TASK: Identify each line below that contains the word "Avilton", and copy those lines.

** BEGIN PROVIDED DATA **

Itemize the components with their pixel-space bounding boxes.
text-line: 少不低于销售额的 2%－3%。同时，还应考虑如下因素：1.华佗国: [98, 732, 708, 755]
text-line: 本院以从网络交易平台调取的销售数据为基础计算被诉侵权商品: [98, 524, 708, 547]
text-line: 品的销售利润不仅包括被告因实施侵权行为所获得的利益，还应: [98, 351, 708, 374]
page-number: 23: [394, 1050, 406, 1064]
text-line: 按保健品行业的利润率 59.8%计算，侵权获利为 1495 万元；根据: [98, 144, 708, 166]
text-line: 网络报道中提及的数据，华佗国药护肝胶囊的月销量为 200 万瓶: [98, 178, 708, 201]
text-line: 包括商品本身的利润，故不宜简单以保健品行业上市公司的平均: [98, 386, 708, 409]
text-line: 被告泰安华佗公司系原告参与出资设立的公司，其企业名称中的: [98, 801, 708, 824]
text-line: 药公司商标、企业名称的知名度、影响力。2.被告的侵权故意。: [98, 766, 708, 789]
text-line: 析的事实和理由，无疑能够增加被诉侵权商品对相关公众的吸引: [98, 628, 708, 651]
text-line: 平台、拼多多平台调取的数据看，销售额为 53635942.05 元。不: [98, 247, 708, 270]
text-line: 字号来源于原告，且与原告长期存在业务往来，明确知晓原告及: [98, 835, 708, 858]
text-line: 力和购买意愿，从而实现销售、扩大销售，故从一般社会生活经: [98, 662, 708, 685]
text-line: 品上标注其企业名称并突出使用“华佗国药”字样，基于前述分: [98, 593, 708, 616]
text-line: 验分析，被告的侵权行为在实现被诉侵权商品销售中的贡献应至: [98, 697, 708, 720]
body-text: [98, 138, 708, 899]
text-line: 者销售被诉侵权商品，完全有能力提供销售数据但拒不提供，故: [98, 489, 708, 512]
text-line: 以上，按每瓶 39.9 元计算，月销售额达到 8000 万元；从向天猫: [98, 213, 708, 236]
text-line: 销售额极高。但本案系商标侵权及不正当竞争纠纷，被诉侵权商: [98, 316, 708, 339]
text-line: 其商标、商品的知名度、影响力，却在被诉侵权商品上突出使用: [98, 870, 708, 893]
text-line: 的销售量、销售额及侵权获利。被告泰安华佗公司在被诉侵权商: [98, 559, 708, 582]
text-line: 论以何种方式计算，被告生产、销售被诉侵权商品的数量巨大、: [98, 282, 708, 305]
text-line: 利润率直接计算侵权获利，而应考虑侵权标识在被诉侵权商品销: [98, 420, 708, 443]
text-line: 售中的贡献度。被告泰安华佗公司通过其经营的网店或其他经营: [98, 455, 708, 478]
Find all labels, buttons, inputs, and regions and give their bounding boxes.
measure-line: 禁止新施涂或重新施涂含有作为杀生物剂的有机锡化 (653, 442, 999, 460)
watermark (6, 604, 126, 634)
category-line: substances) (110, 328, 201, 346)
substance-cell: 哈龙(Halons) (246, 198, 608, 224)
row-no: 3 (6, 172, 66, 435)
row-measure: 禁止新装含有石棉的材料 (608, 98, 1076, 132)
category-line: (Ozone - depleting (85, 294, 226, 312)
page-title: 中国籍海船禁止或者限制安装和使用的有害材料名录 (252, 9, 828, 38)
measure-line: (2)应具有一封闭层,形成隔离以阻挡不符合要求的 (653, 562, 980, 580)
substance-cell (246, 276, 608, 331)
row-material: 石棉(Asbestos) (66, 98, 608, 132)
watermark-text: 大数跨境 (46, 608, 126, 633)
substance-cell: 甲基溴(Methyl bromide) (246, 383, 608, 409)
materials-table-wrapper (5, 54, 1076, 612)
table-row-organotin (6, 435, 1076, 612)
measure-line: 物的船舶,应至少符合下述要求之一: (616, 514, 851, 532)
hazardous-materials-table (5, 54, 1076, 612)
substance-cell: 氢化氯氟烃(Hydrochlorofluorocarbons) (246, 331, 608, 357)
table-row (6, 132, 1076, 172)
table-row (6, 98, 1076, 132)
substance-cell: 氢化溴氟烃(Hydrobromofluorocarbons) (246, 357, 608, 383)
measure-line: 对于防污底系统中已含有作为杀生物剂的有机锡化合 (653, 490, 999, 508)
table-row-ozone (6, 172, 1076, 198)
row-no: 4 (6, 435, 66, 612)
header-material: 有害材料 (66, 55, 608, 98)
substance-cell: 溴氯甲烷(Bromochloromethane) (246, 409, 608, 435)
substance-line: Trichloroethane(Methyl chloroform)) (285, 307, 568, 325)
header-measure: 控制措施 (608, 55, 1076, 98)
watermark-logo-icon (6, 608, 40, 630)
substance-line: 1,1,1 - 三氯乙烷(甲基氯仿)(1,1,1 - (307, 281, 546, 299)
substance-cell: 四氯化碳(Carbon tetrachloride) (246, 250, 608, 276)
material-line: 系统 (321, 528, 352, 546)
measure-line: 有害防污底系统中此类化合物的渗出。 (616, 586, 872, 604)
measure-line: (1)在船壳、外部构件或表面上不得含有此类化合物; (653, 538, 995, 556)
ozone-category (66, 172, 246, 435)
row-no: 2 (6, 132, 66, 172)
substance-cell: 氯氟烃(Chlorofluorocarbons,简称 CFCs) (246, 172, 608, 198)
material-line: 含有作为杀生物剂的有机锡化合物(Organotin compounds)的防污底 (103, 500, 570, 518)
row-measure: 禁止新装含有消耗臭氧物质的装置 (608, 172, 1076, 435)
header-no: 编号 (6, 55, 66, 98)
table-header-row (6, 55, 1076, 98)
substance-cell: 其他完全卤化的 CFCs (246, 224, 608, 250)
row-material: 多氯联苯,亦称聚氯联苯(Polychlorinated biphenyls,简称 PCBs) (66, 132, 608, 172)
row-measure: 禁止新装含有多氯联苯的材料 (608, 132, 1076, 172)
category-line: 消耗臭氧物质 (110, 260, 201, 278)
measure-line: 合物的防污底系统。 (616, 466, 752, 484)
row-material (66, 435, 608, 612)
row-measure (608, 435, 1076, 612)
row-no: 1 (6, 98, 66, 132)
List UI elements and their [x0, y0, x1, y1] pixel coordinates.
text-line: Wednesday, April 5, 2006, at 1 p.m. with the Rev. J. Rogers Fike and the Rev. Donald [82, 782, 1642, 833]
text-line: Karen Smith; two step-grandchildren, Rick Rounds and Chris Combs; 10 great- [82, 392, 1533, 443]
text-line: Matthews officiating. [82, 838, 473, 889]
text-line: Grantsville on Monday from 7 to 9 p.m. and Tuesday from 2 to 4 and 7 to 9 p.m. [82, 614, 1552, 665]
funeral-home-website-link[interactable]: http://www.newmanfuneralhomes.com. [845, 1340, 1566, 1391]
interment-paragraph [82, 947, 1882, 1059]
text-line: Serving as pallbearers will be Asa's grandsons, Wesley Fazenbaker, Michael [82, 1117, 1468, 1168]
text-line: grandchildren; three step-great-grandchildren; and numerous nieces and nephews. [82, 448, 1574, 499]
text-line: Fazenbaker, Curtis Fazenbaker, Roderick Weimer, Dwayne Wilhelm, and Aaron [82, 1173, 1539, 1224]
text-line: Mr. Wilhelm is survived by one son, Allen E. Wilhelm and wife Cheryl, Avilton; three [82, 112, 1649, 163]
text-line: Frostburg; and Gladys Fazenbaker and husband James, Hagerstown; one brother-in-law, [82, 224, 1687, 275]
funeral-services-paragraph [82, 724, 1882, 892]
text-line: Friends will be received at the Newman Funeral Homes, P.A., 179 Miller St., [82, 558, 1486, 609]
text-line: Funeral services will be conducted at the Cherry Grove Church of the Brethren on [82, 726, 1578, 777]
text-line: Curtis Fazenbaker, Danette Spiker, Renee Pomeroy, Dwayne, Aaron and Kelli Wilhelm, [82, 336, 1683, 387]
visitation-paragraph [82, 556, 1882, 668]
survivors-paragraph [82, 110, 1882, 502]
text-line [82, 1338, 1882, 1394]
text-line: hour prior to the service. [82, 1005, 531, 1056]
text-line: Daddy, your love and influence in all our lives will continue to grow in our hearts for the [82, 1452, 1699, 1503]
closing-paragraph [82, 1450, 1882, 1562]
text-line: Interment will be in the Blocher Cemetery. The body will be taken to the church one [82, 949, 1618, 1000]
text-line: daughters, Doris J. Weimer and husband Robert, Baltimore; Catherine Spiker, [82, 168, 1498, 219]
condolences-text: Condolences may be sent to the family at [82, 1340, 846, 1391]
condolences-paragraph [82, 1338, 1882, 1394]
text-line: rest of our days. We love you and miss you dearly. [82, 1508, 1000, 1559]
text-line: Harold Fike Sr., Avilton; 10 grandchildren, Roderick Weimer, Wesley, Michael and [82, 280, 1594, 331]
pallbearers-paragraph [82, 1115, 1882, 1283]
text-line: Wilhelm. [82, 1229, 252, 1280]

** END PROVIDED DATA **

COMPLETE RESPONSE:
text-line: Mr. Wilhelm is survived by one son, Allen E. Wilhelm and wife Cheryl, Avilton; three [82, 112, 1649, 163]
text-line: Harold Fike Sr., Avilton; 10 grandchildren, Roderick Weimer, Wesley, Michael and [82, 280, 1594, 331]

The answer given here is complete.